Instructions for the task: Restate the entire listing word for word.

Exercise input:
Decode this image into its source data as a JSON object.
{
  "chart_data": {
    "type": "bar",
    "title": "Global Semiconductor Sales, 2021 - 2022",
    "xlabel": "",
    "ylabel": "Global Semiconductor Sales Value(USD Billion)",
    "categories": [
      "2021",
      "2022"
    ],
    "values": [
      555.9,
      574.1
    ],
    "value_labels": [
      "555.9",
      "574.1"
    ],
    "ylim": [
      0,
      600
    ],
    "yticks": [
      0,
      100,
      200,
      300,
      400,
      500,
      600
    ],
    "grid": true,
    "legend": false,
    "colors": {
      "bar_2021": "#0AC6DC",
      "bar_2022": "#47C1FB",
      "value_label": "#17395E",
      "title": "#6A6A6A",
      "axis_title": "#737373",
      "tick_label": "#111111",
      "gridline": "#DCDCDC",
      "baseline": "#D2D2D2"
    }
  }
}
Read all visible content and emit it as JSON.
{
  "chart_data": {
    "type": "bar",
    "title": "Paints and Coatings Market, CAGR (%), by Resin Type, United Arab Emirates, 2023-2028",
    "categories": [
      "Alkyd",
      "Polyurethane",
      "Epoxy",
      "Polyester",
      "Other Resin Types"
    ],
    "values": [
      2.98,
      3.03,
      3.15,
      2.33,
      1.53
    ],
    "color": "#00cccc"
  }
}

Correct response:
Decode this image into its source data as a JSON object.
{
  "chart_data": {
    "type": "bar",
    "title": "Global Semiconductor Sales, 2021 - 2022",
    "xlabel": "",
    "ylabel": "Global Semiconductor Sales Value(USD Billion)",
    "categories": [
      "2021",
      "2022"
    ],
    "values": [
      555.9,
      574.1
    ],
    "value_labels": [
      "555.9",
      "574.1"
    ],
    "ylim": [
      0,
      600
    ],
    "yticks": [
      0,
      100,
      200,
      300,
      400,
      500,
      600
    ],
    "grid": true,
    "legend": false,
    "colors": {
      "bar_2021": "#0AC6DC",
      "bar_2022": "#47C1FB",
      "value_label": "#17395E",
      "title": "#6A6A6A",
      "axis_title": "#737373",
      "tick_label": "#111111",
      "gridline": "#DCDCDC",
      "baseline": "#D2D2D2"
    }
  }
}
Read all visible content and emit it as JSON.
{
  "chart_data": {
    "type": "bar",
    "title": "Paints and Coatings Market, CAGR (%), by Resin Type, United Arab Emirates, 2023-2028",
    "categories": [
      "Alkyd",
      "Polyurethane",
      "Epoxy",
      "Polyester",
      "Other Resin Types"
    ],
    "values": [
      2.98,
      3.03,
      3.15,
      2.33,
      1.53
    ],
    "color": "#00cccc"
  }
}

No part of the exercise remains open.